--- BEGIN TEXT EXTRACT ---

Sherif Ekmaghrabi (VP, Equity Research Analyst)

That's really great color. Thanks. Second question, there's a Conagra contract announced at the beginning of the month. It's not the biggest, but it's interesting because of its duration. Can you remind us how long energy servers typically last? And to the extent that you can, maybe some specifics about why they were willing to commit to 15 years?

KR Sridhar (Founder, Chairman and CEO)

Very good question. We have a lot of contracts, the ranges being anywhere from 5 years to 20 years. A lot of our South Korea contracts are 20 years. Many of our PPAs that we do are 15 or 20 years. What happens in that cycle, though, is most of our equipment have operating lifetime as certified by independent engineers to be much longer than that, but the fuel cell itself gets replaced. That is the hot box or the field replacement units that we talk about. We recycle all those parts and put them back on. Today, an average life of those units hovers somewhere in the five-year range.

--- END TEXT EXTRACT ---
--- BEGIN DATA LINES ---

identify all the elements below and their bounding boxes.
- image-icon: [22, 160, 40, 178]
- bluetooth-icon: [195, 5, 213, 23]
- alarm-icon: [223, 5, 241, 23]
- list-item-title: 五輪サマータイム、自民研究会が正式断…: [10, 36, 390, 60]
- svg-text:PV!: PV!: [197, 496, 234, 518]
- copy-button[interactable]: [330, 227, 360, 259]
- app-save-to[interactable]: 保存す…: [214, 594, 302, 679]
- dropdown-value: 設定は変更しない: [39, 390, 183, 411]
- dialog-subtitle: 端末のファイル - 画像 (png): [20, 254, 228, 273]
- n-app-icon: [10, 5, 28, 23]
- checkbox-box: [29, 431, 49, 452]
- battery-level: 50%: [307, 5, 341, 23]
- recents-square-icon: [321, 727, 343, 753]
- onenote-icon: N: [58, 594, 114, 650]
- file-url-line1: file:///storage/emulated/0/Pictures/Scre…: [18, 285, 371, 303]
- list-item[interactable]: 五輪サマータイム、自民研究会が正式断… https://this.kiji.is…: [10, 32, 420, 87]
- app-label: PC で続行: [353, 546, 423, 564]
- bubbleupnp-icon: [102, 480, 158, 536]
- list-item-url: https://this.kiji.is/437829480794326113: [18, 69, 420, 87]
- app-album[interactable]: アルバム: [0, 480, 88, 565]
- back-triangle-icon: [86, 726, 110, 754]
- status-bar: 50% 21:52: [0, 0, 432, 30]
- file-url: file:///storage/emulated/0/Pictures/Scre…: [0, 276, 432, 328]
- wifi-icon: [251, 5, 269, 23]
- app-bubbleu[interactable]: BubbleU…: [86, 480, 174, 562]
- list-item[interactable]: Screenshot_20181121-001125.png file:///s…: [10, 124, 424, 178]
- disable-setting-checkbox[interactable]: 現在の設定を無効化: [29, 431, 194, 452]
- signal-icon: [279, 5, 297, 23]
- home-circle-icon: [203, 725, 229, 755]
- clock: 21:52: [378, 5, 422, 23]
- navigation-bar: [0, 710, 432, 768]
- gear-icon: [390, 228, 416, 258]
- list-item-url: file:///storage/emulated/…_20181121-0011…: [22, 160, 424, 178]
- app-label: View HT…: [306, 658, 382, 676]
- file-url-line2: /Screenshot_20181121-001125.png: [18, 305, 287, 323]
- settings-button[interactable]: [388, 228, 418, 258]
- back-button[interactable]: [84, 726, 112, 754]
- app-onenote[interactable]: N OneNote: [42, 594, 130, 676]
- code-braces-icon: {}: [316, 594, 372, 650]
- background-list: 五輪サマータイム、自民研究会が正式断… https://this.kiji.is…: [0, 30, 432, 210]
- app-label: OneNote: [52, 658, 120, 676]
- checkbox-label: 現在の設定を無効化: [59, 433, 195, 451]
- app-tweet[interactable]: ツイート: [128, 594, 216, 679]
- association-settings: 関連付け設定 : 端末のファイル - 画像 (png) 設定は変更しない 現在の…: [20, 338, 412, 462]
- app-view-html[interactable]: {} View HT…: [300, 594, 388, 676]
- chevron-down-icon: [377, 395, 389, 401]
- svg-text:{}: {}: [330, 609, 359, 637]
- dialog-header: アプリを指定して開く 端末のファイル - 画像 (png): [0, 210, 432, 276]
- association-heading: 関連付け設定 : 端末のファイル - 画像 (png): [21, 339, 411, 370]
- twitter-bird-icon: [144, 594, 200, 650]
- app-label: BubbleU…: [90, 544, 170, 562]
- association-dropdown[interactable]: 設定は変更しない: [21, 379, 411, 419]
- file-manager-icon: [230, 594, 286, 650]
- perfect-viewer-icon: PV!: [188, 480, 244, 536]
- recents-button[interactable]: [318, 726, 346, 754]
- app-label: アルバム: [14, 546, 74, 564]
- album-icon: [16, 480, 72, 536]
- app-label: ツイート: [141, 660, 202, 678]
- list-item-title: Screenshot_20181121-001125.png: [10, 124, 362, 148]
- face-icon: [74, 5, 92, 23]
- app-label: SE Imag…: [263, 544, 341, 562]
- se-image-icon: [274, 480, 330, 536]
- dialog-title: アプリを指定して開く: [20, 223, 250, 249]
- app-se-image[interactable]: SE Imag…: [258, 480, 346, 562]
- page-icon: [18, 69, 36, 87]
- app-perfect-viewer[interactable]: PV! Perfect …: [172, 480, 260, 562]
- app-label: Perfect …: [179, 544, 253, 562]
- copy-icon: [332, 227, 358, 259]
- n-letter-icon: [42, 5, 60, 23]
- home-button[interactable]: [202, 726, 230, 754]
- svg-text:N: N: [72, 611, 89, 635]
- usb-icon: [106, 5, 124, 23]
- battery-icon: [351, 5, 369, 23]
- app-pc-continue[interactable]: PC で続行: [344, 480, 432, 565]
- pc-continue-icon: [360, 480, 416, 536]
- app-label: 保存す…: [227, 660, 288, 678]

--- END DATA LINES ---

**WORK TO DO**
1. Answer these questions about the fuel cell call transcript:
(a) How many years does the question say the Conagra contract commits to?
(b) How long are many of the South Korea contracts?
(c) What is the average life of the replaced units today?
2. Please output the stretch of the fuel cell call transcript from "That's really great" through "Chairman and CEO)", word for word.
3. Pick up the fuel cell call transcript after its last sentence and keep it going.
The records come from a separate source.

**IN RESPONSE**
1.
(a) 15 years
(b) 20 years
(c) Somewhere in the five-year range

2.
That's really great color. Thanks. Second question, there's a Conagra contract announced at the beginning of the month. It's not the biggest, but it's interesting because of its duration. Can you remind us how long energy servers typically last? And to the extent that you can, maybe some specifics about why they were willing to commit to 15 years?

KR Sridhar (Founder, Chairman and CEO)

3.
In the Conagra contract, what will happen is their service pricing will allow us to keep replacing these units, assuming that the five-year is the number we're talking about in a 15-year contract, two times through the life of that contract to be able to fulfill the entire contract while the rest of the system will continue to operate. The good news about this, right? Five years from now, when they get the next hot box, it will be the latest and greatest technology of that time, which will even be better than what we put out today.

Operator (participant)

Your next question comes from the line of Noel Parks with Tuohy Brothers. Noel, please go ahead.

Noel Parks (Managing Director and Equity Research Analyst)

Hi. Good afternoon. I heard you mention earlier that the alternative to a Bloom solution, the easy button alternative, would be combined cycle gas turbines. I was sort of surprised because I do not think of those as sort of playing with the same customers or projects. That would be just on the lead time for the ordering of those turbines. Are those realistically competition for your projects, your time-to-power projects?

KR Sridhar (Founder, Chairman and CEO)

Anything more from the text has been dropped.